● **Stated goal**: Copy the records below exactly, leaving out any pictures.

● **Stored records**:
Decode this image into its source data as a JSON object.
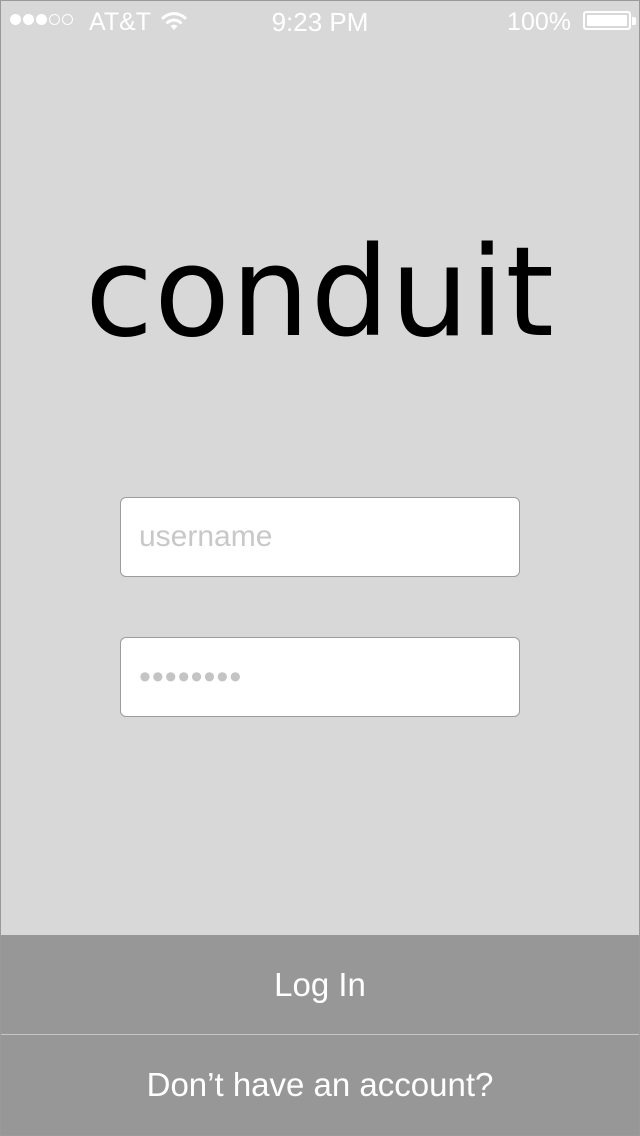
{
  "status_bar": {
    "signal_bars_filled": 3,
    "signal_bars_total": 5,
    "carrier": "AT&T",
    "time": "9:23 PM",
    "battery_percent": "100%",
    "battery_level": 1.0
  },
  "logo": {
    "text": "conduit"
  },
  "form": {
    "username_placeholder": "username",
    "username_value": "",
    "password_value": "••••••••"
  },
  "actions": {
    "login_label": "Log In",
    "signup_label": "Don’t have an account?"
  },
  "colors": {
    "background": "#d8d8d8",
    "button_background": "#979797",
    "button_text": "#ffffff",
    "placeholder_text": "#c8c8c8"
  }
}
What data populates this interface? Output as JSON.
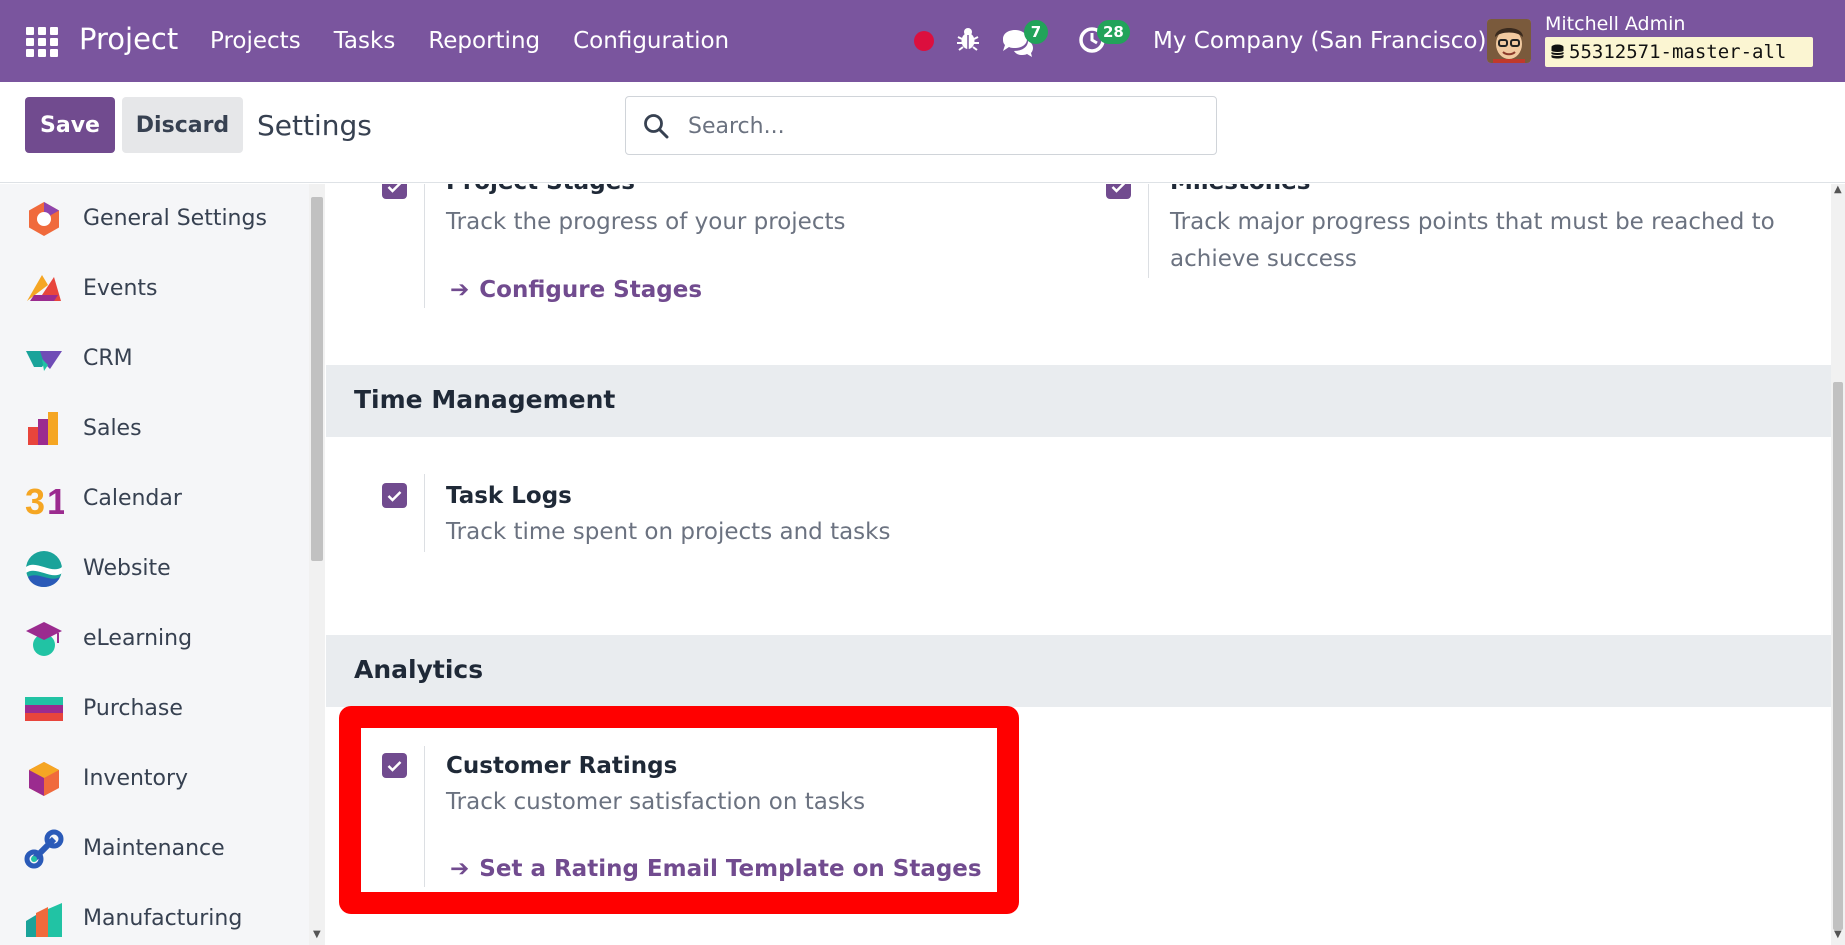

● **Answer in full**:
Decode this image into its source data as a JSON object.
{
  "status_bar": {
    "signal_bars_filled": 3,
    "signal_bars_total": 5,
    "carrier": "AT&T",
    "time": "9:23 PM",
    "battery_percent": "100%",
    "battery_level": 1.0
  },
  "logo": {
    "text": "conduit"
  },
  "form": {
    "username_placeholder": "username",
    "username_value": "",
    "password_value": "••••••••"
  },
  "actions": {
    "login_label": "Log In",
    "signup_label": "Don’t have an account?"
  },
  "colors": {
    "background": "#d8d8d8",
    "button_background": "#979797",
    "button_text": "#ffffff",
    "placeholder_text": "#c8c8c8"
  }
}
What data populates this interface? Output as JSON.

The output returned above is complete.